- [Given entries]
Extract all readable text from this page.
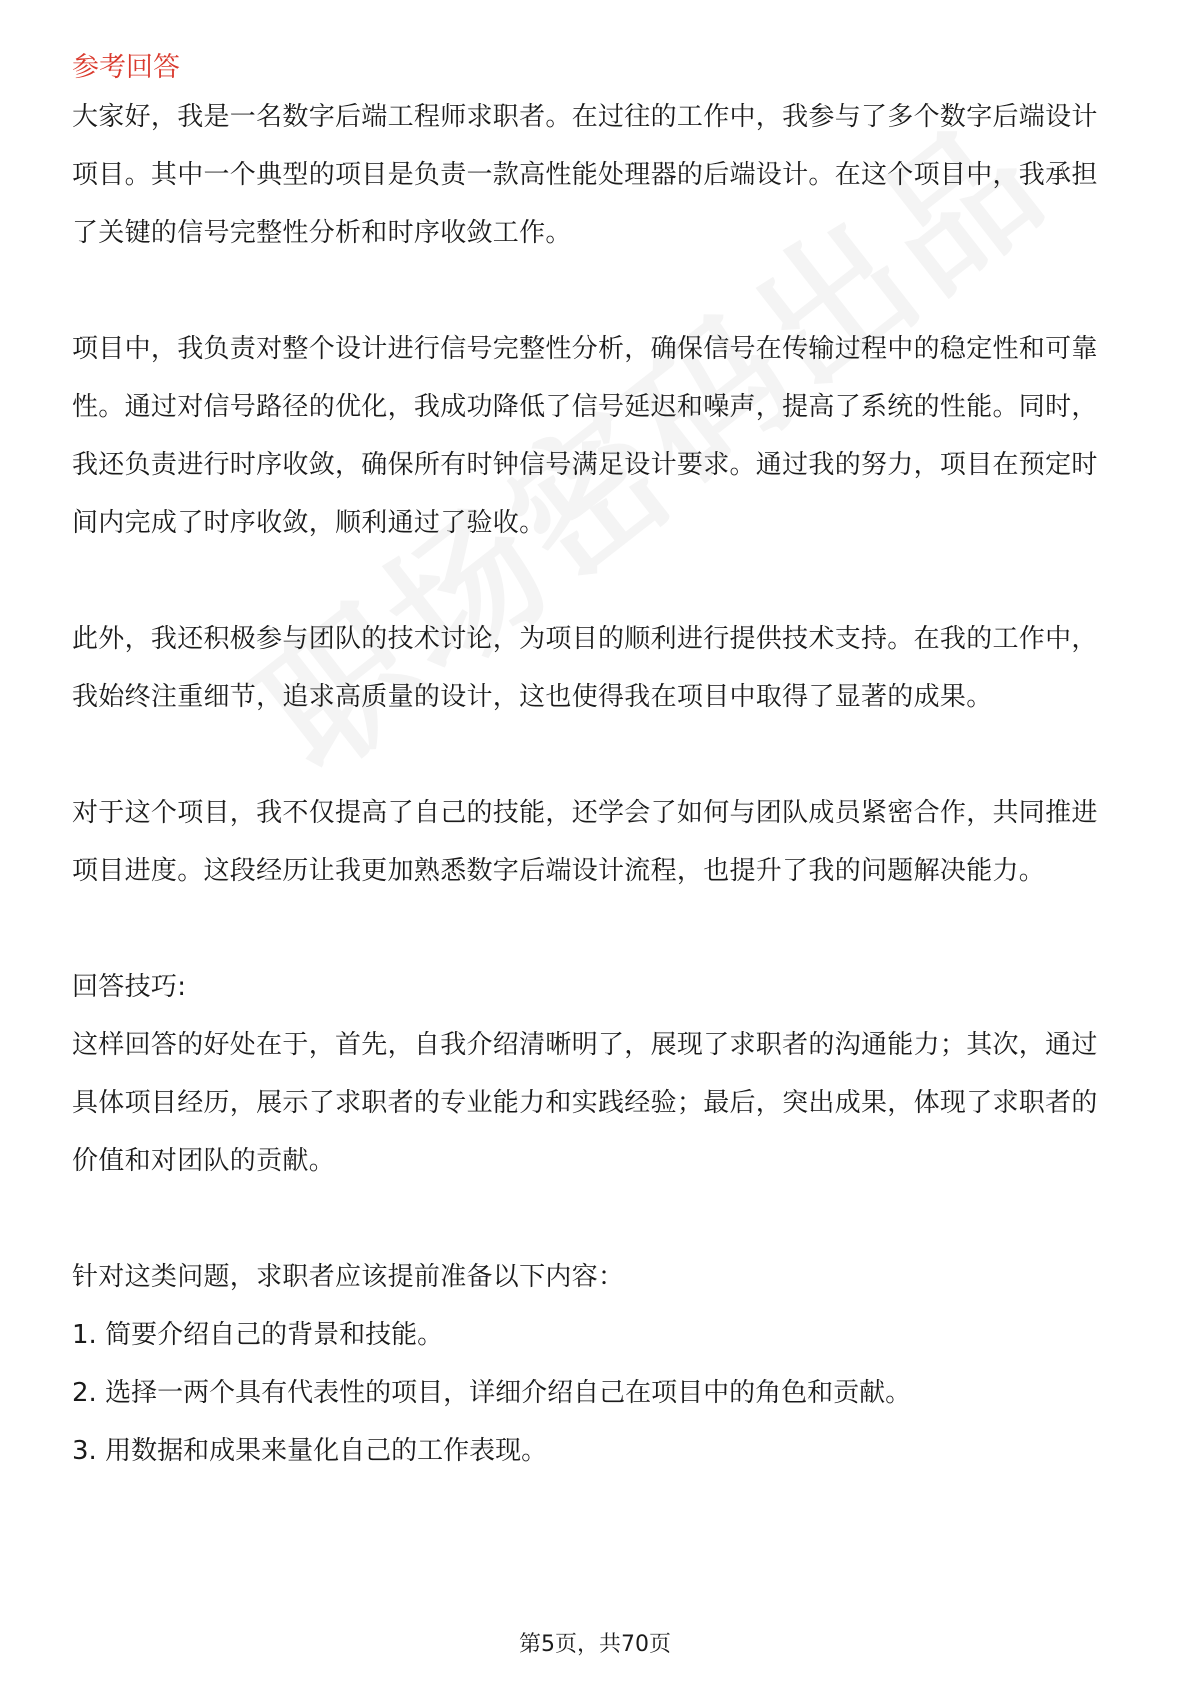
参考回答

大家好，我是一名数字后端工程师求职者。在过往的工作中，我参与了多个数字后端设计项目。其中一个典型的项目是负责一款高性能处理器的后端设计。在这个项目中，我承担了关键的信号完整性分析和时序收敛工作。

项目中，我负责对整个设计进行信号完整性分析，确保信号在传输过程中的稳定性和可靠性。通过对信号路径的优化，我成功降低了信号延迟和噪声，提高了系统的性能。同时，我还负责进行时序收敛，确保所有时钟信号满足设计要求。通过我的努力，项目在预定时间内完成了时序收敛，顺利通过了验收。

此外，我还积极参与团队的技术讨论，为项目的顺利进行提供技术支持。在我的工作中，我始终注重细节，追求高质量的设计，这也使得我在项目中取得了显著的成果。

对于这个项目，我不仅提高了自己的技能，还学会了如何与团队成员紧密合作，共同推进项目进度。这段经历让我更加熟悉数字后端设计流程，也提升了我的问题解决能力。

回答技巧:

这样回答的好处在于，首先，自我介绍清晰明了，展现了求职者的沟通能力；其次，通过具体项目经历，展示了求职者的专业能力和实践经验；最后，突出成果，体现了求职者的价值和对团队的贡献。

针对这类问题，求职者应该提前准备以下内容：

1. 简要介绍自己的背景和技能。

2. 选择一两个具有代表性的项目，详细介绍自己在项目中的角色和贡献。

3. 用数据和成果来量化自己的工作表现。

第5页，共70页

- [Task to complete]
Would you mind returning each entry above word for word, skipping the images?

- [Solved exercise]
Extract all readable text from this page.
参考回答

大家好，我是一名数字后端工程师求职者。在过往的工作中，我参与了多个数字后端设计项目。其中一个典型的项目是负责一款高性能处理器的后端设计。在这个项目中，我承担了关键的信号完整性分析和时序收敛工作。

项目中，我负责对整个设计进行信号完整性分析，确保信号在传输过程中的稳定性和可靠性。通过对信号路径的优化，我成功降低了信号延迟和噪声，提高了系统的性能。同时，我还负责进行时序收敛，确保所有时钟信号满足设计要求。通过我的努力，项目在预定时间内完成了时序收敛，顺利通过了验收。

此外，我还积极参与团队的技术讨论，为项目的顺利进行提供技术支持。在我的工作中，我始终注重细节，追求高质量的设计，这也使得我在项目中取得了显著的成果。

对于这个项目，我不仅提高了自己的技能，还学会了如何与团队成员紧密合作，共同推进项目进度。这段经历让我更加熟悉数字后端设计流程，也提升了我的问题解决能力。

回答技巧:

这样回答的好处在于，首先，自我介绍清晰明了，展现了求职者的沟通能力；其次，通过具体项目经历，展示了求职者的专业能力和实践经验；最后，突出成果，体现了求职者的价值和对团队的贡献。

针对这类问题，求职者应该提前准备以下内容：

1. 简要介绍自己的背景和技能。

2. 选择一两个具有代表性的项目，详细介绍自己在项目中的角色和贡献。

3. 用数据和成果来量化自己的工作表现。

第5页，共70页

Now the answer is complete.